>> Begin
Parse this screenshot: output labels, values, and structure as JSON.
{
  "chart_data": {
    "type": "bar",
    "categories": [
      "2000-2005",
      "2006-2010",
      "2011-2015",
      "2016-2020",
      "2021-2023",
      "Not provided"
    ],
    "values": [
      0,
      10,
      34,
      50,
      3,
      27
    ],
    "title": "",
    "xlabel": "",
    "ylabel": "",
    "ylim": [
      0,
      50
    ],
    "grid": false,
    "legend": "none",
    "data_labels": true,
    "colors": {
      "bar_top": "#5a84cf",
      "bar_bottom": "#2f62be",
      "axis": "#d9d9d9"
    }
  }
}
>> End
WHAT THE TASK REQUIRES: Set all of the entries down again, exactly as they were given.

THE COMPLETED TASK:
Parse this screenshot: output labels, values, and structure as JSON.
{
  "chart_data": {
    "type": "bar",
    "categories": [
      "2000-2005",
      "2006-2010",
      "2011-2015",
      "2016-2020",
      "2021-2023",
      "Not provided"
    ],
    "values": [
      0,
      10,
      34,
      50,
      3,
      27
    ],
    "title": "",
    "xlabel": "",
    "ylabel": "",
    "ylim": [
      0,
      50
    ],
    "grid": false,
    "legend": "none",
    "data_labels": true,
    "colors": {
      "bar_top": "#5a84cf",
      "bar_bottom": "#2f62be",
      "axis": "#d9d9d9"
    }
  }
}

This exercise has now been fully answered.